- _TE LEZEN TEKST_
De St. Pietersberg van noordelijk Maastricht

Auteur: Berto Aussems

04-01-2021

Soms noem ik de noordwestelijke helling gekscherend de St. Pietersberg van noordelijk Maastricht.

Er zijn immers overeenkomsten tussen de St. Pietersberg en de noordwestelijke steilrand:

  • Er is aan beide kanten een fort aanwezig,
  • Beide ‘bergen’ zijn deels afgegraven, noordelijk voor klei en zuidelijk voor mergel.
  • Ze beschikken over fragmentarische stukken ‘wilde natuur’.
  • Beide herbergen een gehucht: St.Pieter boven en Oud-Caberg
  • Beide gebieden geven een Bellevue over de Maasvallei.

De-St.-Pietersberg-van-noordelijk-Maastricht

Er zijn echter ook verschillen:

  • De St.Pietersberg is van oudsher toeristisch, met veel wandelpaden.
  • De noordelijke kant heeft in het verleden de groeven als stortplaats gebruikt.
  • Dit gebied is nog niet ontsloten voor stadsbewoners en toeristen van buiten.
  • Er is geen uitspanning zoals Bergrust; het geeft alleen speeltuin Fort Willem.
  • Het noordelijk gebied maakt een verdergaande bedrijfsuitbreiding door.

Toen ons gezin in 2006 in Caberg ging wonen kregen wij een huis met vrij uitzicht. Vanuit de huiskamer zien we op ongeveer 15Km afstand de schoorsteen en affakkel toren van de DSM. Korterbij kijken we uit over de industrie van de Beatrixhaven. Nog korterbij zien we de groene omgeving van Bosscherveld en Belvédère. Sinds de herontwikkeling van deze wijken is er veel veranderd. Vooral de aanleg van de Belvédèrelaan is belangrijk geweest. Opeens kan men de bebossing van de noordwestelijke heuvel goed zien. Afgelopen jaren ging ik regelmatig het gebied verkennen. De wilde flora en fauna spreekt mij bijzonder aan. Ik ging onder en over afrasteringen om het terrein binnen te gaan. Je kan duidelijk zien dat de helling vanaf het Rondeel tot aan de grens een stort is geweest. De humus toplaag is dun en overal zie je plastic en scherven aan het oppervlakte komen. Alleen het glooiend weiland langs de Carl Smulderssingel is vrij van troep. Daar kunnen de Limousin koeien lekker grazen.

- _MATERIAAL_
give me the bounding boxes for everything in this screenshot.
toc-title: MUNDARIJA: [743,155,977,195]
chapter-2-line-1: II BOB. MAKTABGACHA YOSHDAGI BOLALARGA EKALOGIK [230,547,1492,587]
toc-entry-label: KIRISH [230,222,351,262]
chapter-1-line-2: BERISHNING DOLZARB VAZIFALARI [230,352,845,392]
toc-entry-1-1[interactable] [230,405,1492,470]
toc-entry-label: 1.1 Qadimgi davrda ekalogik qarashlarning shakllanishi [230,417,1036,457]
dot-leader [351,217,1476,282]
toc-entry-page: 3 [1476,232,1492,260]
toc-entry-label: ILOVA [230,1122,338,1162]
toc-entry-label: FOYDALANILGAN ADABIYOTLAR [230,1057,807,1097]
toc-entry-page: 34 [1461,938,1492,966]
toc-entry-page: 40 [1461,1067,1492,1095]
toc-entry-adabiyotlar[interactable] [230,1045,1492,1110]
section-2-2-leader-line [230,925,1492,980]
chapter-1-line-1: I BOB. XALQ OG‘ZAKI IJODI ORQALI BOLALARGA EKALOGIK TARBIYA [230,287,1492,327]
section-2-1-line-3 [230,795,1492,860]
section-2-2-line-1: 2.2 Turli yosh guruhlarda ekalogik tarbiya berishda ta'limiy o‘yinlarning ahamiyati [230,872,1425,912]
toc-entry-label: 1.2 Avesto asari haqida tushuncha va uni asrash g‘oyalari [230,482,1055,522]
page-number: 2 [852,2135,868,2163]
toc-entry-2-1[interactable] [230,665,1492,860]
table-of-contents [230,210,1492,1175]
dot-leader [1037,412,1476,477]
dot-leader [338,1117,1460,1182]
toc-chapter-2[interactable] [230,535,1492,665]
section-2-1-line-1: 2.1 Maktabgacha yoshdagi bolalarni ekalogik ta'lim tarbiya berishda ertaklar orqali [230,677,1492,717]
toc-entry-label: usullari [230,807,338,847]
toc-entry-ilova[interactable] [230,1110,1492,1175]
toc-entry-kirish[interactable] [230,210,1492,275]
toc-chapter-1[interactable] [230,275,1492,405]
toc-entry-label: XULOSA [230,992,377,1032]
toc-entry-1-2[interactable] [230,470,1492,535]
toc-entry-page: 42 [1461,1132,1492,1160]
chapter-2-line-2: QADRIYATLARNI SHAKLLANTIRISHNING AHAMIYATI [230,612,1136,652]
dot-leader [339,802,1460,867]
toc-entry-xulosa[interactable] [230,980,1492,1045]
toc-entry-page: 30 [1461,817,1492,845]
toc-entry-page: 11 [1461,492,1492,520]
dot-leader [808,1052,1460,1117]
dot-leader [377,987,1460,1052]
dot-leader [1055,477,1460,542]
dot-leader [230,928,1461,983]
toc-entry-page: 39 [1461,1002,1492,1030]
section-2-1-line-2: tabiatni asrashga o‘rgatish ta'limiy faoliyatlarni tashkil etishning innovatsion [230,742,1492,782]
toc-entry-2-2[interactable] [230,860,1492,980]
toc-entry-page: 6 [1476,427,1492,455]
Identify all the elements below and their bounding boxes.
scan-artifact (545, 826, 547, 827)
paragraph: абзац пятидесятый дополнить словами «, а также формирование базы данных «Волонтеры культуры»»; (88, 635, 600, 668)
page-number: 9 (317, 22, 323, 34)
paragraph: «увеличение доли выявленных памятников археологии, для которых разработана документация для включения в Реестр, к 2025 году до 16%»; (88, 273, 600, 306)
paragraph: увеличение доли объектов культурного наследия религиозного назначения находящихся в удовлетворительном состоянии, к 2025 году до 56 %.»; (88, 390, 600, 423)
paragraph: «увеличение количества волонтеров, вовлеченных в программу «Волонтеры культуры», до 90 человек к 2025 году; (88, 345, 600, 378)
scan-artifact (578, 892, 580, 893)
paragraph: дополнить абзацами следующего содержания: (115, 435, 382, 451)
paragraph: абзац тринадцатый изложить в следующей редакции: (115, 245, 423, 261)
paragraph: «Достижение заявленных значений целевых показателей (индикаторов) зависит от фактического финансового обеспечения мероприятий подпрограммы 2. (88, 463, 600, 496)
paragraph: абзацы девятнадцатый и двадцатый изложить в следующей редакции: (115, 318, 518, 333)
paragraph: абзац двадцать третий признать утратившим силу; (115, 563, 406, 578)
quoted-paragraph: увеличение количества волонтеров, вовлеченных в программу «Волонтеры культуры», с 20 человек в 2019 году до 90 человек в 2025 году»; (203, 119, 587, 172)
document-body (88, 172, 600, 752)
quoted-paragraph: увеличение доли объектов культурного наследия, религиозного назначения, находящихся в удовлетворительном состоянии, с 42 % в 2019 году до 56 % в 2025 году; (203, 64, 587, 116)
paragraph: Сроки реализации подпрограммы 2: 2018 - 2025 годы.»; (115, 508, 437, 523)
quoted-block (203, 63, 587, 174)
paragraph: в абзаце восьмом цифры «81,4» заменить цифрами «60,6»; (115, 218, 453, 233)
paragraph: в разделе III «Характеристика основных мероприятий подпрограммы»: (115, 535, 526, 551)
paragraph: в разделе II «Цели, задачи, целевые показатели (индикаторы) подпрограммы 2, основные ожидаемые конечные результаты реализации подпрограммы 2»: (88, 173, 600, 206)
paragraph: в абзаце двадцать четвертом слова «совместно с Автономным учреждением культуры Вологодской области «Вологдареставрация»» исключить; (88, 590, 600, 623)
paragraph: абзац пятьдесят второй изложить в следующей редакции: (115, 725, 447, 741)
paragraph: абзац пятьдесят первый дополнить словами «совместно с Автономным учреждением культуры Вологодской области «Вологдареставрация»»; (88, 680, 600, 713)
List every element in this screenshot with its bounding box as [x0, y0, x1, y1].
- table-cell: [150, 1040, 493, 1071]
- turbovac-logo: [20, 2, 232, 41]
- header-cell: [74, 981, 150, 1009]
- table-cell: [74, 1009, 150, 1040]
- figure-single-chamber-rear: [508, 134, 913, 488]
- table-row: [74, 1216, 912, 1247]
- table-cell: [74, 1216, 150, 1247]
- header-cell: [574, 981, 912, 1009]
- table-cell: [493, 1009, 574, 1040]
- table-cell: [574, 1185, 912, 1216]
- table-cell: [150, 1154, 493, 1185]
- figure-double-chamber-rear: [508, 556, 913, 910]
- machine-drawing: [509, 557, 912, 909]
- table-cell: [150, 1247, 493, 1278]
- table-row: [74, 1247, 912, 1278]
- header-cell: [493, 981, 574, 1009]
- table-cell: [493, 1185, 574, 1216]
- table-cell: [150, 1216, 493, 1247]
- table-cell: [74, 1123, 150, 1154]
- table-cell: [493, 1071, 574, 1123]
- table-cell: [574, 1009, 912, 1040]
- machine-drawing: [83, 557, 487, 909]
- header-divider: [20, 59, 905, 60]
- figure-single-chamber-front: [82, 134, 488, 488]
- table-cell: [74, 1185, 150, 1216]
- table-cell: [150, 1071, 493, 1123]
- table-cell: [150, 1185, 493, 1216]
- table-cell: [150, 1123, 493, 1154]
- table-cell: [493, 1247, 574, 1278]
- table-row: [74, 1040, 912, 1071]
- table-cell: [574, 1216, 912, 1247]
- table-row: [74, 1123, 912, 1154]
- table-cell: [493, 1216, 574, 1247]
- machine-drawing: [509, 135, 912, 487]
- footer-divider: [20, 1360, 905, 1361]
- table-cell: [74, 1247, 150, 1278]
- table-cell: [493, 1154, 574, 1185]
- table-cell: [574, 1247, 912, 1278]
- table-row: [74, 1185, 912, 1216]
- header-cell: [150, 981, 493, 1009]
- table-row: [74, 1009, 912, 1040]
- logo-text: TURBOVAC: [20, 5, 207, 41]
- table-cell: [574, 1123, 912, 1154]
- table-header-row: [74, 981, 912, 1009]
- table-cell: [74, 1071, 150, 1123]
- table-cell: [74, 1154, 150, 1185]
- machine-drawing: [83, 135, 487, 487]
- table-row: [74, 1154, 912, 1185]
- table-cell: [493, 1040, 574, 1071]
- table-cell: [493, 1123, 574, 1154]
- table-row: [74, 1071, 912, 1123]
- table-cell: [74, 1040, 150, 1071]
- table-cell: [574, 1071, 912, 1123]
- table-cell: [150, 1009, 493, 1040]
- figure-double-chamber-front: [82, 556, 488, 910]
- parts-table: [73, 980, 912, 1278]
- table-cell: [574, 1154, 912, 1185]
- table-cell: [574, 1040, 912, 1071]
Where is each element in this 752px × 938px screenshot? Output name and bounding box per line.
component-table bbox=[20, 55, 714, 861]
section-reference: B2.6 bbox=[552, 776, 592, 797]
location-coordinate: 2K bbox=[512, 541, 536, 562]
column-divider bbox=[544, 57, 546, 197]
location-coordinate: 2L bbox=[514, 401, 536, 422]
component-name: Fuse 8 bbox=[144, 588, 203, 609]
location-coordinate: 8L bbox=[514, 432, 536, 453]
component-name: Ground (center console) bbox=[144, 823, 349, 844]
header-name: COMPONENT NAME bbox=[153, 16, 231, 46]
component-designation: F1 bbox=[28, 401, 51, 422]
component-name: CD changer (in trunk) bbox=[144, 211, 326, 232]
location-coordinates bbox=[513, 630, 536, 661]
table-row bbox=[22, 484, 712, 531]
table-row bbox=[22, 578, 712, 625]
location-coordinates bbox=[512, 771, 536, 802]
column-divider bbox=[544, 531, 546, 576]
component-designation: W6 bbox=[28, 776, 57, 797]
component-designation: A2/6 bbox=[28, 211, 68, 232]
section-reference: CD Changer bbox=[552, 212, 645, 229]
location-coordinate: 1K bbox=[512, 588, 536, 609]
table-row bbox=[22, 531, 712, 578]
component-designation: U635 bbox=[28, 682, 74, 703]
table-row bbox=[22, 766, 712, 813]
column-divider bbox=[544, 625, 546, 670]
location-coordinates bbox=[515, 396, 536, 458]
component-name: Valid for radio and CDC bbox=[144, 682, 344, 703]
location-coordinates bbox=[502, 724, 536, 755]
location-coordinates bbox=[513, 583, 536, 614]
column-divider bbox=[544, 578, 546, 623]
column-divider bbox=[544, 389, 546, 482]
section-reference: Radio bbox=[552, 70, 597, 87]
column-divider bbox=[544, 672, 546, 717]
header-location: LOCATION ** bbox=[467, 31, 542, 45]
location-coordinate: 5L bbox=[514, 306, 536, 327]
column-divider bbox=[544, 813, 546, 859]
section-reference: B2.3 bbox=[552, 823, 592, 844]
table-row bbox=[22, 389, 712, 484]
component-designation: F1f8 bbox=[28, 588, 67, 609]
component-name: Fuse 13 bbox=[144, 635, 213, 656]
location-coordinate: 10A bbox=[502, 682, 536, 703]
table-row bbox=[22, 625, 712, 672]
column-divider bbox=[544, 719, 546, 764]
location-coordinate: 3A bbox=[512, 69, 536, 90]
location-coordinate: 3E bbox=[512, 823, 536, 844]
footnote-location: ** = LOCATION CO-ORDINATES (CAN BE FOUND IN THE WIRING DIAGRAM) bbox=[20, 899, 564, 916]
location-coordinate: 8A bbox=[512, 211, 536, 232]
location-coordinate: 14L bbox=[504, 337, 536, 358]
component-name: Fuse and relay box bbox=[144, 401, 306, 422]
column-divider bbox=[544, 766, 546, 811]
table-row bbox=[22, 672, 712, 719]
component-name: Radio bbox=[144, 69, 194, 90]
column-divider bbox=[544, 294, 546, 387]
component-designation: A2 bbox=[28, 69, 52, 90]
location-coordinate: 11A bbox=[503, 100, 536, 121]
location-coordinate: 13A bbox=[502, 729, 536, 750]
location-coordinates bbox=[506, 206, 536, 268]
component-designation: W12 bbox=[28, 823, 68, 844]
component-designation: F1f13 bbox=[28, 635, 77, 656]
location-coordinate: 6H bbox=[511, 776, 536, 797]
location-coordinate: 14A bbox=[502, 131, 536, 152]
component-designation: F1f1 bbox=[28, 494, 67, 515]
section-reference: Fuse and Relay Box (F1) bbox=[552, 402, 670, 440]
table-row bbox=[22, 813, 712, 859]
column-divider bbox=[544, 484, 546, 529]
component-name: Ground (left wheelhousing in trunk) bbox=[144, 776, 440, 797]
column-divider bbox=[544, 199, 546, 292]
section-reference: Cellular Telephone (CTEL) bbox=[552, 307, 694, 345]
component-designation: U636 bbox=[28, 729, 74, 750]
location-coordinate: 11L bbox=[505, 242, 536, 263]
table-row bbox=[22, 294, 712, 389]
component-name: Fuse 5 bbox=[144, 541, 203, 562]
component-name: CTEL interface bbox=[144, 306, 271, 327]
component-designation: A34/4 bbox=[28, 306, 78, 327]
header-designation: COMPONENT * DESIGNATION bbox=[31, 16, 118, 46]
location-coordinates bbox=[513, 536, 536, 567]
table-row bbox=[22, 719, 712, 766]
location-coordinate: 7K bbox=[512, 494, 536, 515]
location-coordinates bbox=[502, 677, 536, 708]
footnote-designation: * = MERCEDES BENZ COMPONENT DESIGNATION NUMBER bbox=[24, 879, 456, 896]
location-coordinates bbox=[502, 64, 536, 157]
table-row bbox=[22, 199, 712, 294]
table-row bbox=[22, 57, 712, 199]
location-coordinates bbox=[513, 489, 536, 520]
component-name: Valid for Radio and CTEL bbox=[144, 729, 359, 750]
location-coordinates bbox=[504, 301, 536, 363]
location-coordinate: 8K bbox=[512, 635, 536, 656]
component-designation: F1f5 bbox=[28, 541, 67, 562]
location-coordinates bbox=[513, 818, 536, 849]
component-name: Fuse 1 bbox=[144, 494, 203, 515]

- _OPDRACHT_
Typ uit de te lezen tekst het gedeelte over dat opent met de woorden waarin "Er zijn echter" staat en sluit met "toeristen van buiten.". Neem het woord voor woord over.

- _ANTWOORD_
Er zijn echter ook verschillen:

  • De St.Pietersberg is van oudsher toeristisch, met veel wandelpaden.
  • De noordelijke kant heeft in het verleden de groeven als stortplaats gebruikt.
  • Dit gebied is nog niet ontsloten voor stadsbewoners en toeristen van buiten.